═══ Data lines

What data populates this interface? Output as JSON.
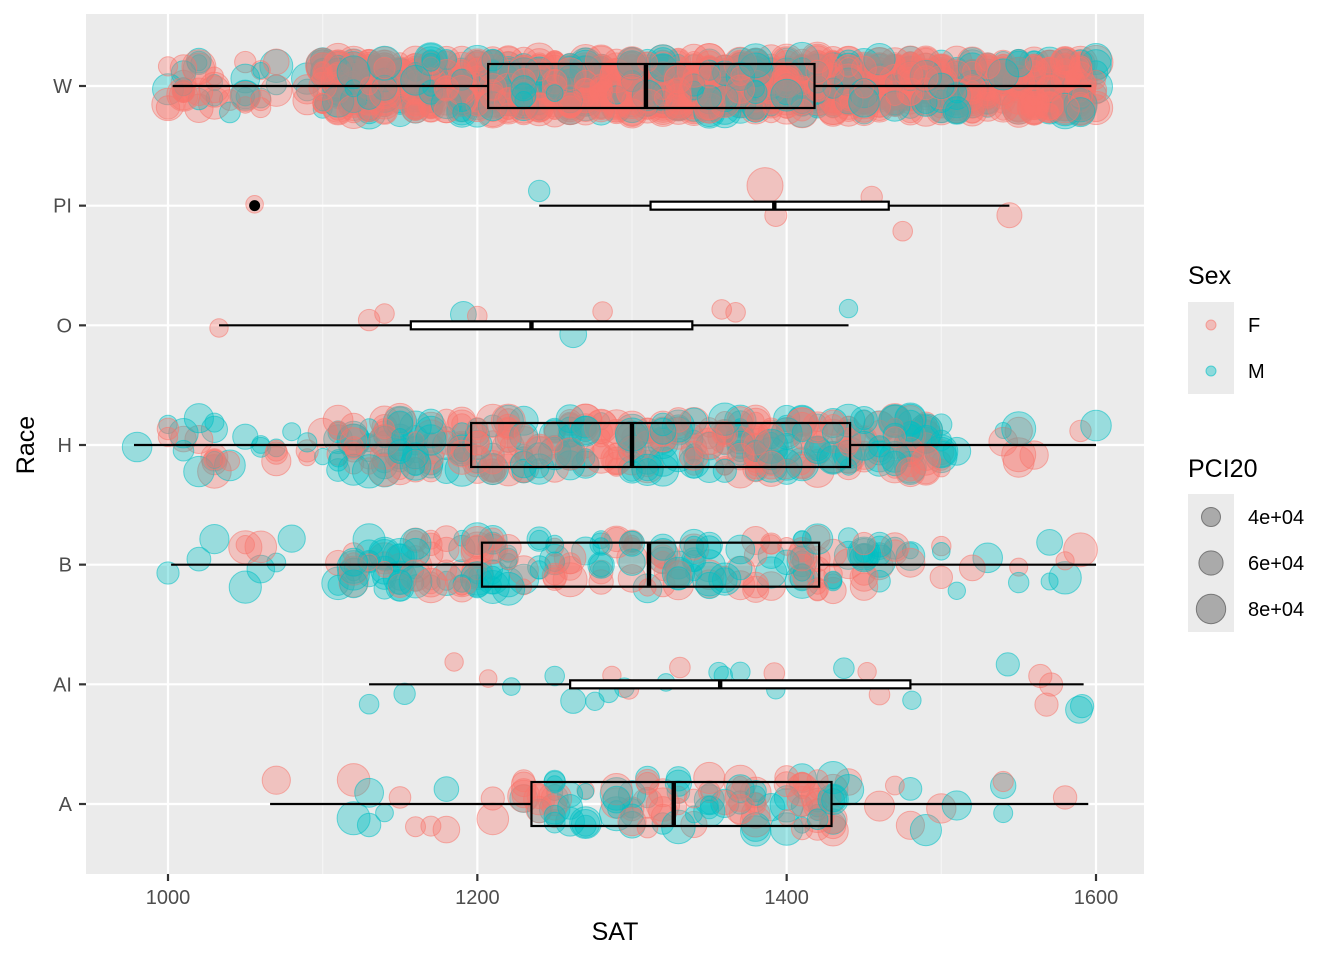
{
  "chart_data": {
    "type": "boxplot-jitter",
    "xlabel": "SAT",
    "ylabel": "Race",
    "xlim": [
      950,
      1620
    ],
    "x_ticks": [
      1000,
      1200,
      1400,
      1600
    ],
    "x_tick_labels": [
      "1000",
      "1200",
      "1400",
      "1600"
    ],
    "categories": [
      "A",
      "AI",
      "B",
      "H",
      "O",
      "PI",
      "W"
    ],
    "boxes": [
      {
        "category": "A",
        "whisker_low": 1066,
        "q1": 1235,
        "median": 1327,
        "q3": 1429,
        "whisker_high": 1595,
        "outliers": []
      },
      {
        "category": "AI",
        "whisker_low": 1130,
        "q1": 1260,
        "median": 1357,
        "q3": 1480,
        "whisker_high": 1592,
        "outliers": []
      },
      {
        "category": "B",
        "whisker_low": 1002,
        "q1": 1203,
        "median": 1311,
        "q3": 1421,
        "whisker_high": 1600,
        "outliers": []
      },
      {
        "category": "H",
        "whisker_low": 978,
        "q1": 1196,
        "median": 1300,
        "q3": 1441,
        "whisker_high": 1600,
        "outliers": []
      },
      {
        "category": "O",
        "whisker_low": 1033,
        "q1": 1157,
        "median": 1235,
        "q3": 1339,
        "whisker_high": 1440,
        "outliers": []
      },
      {
        "category": "PI",
        "whisker_low": 1240,
        "q1": 1312,
        "median": 1392,
        "q3": 1466,
        "whisker_high": 1544,
        "outliers": [
          1056
        ]
      },
      {
        "category": "W",
        "whisker_low": 1003,
        "q1": 1207,
        "median": 1309,
        "q3": 1418,
        "whisker_high": 1597,
        "outliers": []
      }
    ],
    "points": {
      "PI": [
        {
          "sat": 1056,
          "sex": "F",
          "pci": 40000
        },
        {
          "sat": 1240,
          "sex": "M",
          "pci": 50000
        },
        {
          "sat": 1386,
          "sex": "F",
          "pci": 90000
        },
        {
          "sat": 1393,
          "sex": "F",
          "pci": 52000
        },
        {
          "sat": 1455,
          "sex": "F",
          "pci": 50000
        },
        {
          "sat": 1475,
          "sex": "F",
          "pci": 45000
        },
        {
          "sat": 1544,
          "sex": "F",
          "pci": 60000
        }
      ],
      "O": [
        {
          "sat": 1033,
          "sex": "F",
          "pci": 42000
        },
        {
          "sat": 1130,
          "sex": "F",
          "pci": 50000
        },
        {
          "sat": 1140,
          "sex": "F",
          "pci": 45000
        },
        {
          "sat": 1191,
          "sex": "M",
          "pci": 62000
        },
        {
          "sat": 1200,
          "sex": "F",
          "pci": 45000
        },
        {
          "sat": 1262,
          "sex": "M",
          "pci": 65000
        },
        {
          "sat": 1281,
          "sex": "F",
          "pci": 45000
        },
        {
          "sat": 1358,
          "sex": "F",
          "pci": 45000
        },
        {
          "sat": 1367,
          "sex": "F",
          "pci": 45000
        },
        {
          "sat": 1440,
          "sex": "M",
          "pci": 42000
        }
      ],
      "AI": [
        {
          "sat": 1130,
          "sex": "M",
          "pci": 45000
        },
        {
          "sat": 1153,
          "sex": "M",
          "pci": 50000
        },
        {
          "sat": 1185,
          "sex": "F",
          "pci": 42000
        },
        {
          "sat": 1207,
          "sex": "F",
          "pci": 40000
        },
        {
          "sat": 1222,
          "sex": "M",
          "pci": 40000
        },
        {
          "sat": 1250,
          "sex": "M",
          "pci": 45000
        },
        {
          "sat": 1262,
          "sex": "M",
          "pci": 60000
        },
        {
          "sat": 1276,
          "sex": "M",
          "pci": 42000
        },
        {
          "sat": 1285,
          "sex": "M",
          "pci": 45000
        },
        {
          "sat": 1287,
          "sex": "F",
          "pci": 42000
        },
        {
          "sat": 1295,
          "sex": "M",
          "pci": 45000
        },
        {
          "sat": 1298,
          "sex": "F",
          "pci": 45000
        },
        {
          "sat": 1322,
          "sex": "M",
          "pci": 40000
        },
        {
          "sat": 1331,
          "sex": "F",
          "pci": 48000
        },
        {
          "sat": 1356,
          "sex": "M",
          "pci": 45000
        },
        {
          "sat": 1359,
          "sex": "M",
          "pci": 42000
        },
        {
          "sat": 1370,
          "sex": "M",
          "pci": 45000
        },
        {
          "sat": 1392,
          "sex": "F",
          "pci": 48000
        },
        {
          "sat": 1393,
          "sex": "M",
          "pci": 42000
        },
        {
          "sat": 1437,
          "sex": "M",
          "pci": 48000
        },
        {
          "sat": 1452,
          "sex": "F",
          "pci": 42000
        },
        {
          "sat": 1460,
          "sex": "F",
          "pci": 48000
        },
        {
          "sat": 1481,
          "sex": "M",
          "pci": 42000
        },
        {
          "sat": 1543,
          "sex": "M",
          "pci": 55000
        },
        {
          "sat": 1564,
          "sex": "F",
          "pci": 55000
        },
        {
          "sat": 1568,
          "sex": "F",
          "pci": 55000
        },
        {
          "sat": 1571,
          "sex": "F",
          "pci": 55000
        },
        {
          "sat": 1589,
          "sex": "M",
          "pci": 65000
        },
        {
          "sat": 1591,
          "sex": "M",
          "pci": 55000
        }
      ],
      "Misc": []
    },
    "dense_groups": [
      {
        "category": "A",
        "n": 150,
        "f_ratio": 0.55,
        "min": 1062,
        "max": 1598,
        "bulk_low": 1225,
        "bulk_high": 1440
      },
      {
        "category": "B",
        "n": 260,
        "f_ratio": 0.5,
        "min": 1000,
        "max": 1600,
        "bulk_low": 1110,
        "bulk_high": 1470
      },
      {
        "category": "H",
        "n": 480,
        "f_ratio": 0.55,
        "min": 976,
        "max": 1600,
        "bulk_low": 1110,
        "bulk_high": 1500
      },
      {
        "category": "W",
        "n": 1600,
        "f_ratio": 0.72,
        "min": 1000,
        "max": 1600,
        "bulk_low": 1100,
        "bulk_high": 1600
      }
    ]
  },
  "legend": {
    "sex_title": "Sex",
    "sex_items": [
      {
        "label": "F",
        "color": "#F8766D"
      },
      {
        "label": "M",
        "color": "#00BFC4"
      }
    ],
    "size_title": "PCI20",
    "size_items": [
      {
        "label": "4e+04",
        "value": 40000
      },
      {
        "label": "6e+04",
        "value": 60000
      },
      {
        "label": "8e+04",
        "value": 80000
      }
    ]
  },
  "colors": {
    "panel_bg": "#EBEBEB",
    "grid_major": "#FFFFFF",
    "female": "#F8766D",
    "male": "#00BFC4",
    "box_line": "#000000"
  }
}
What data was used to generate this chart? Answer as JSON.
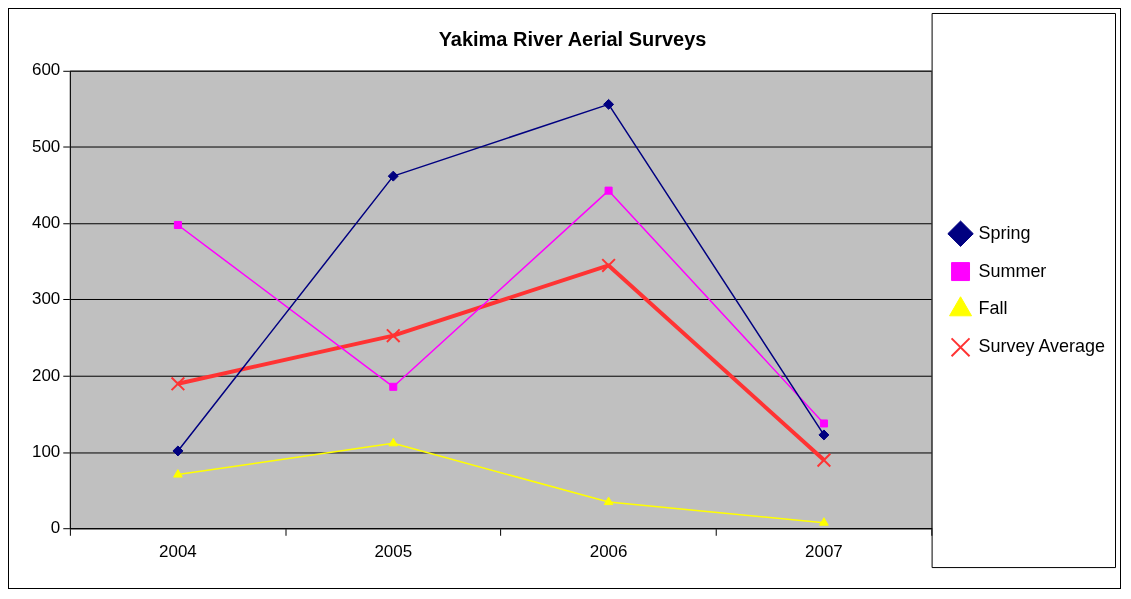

══════

Copy down every line of the material above that includes the string "median".

■ Output of the exercise
        "median": 1327,
        "median": 1357,
        "median": 1311,
        "median": 1300,
        "median": 1235,
        "median": 1392,
        "median": 1309,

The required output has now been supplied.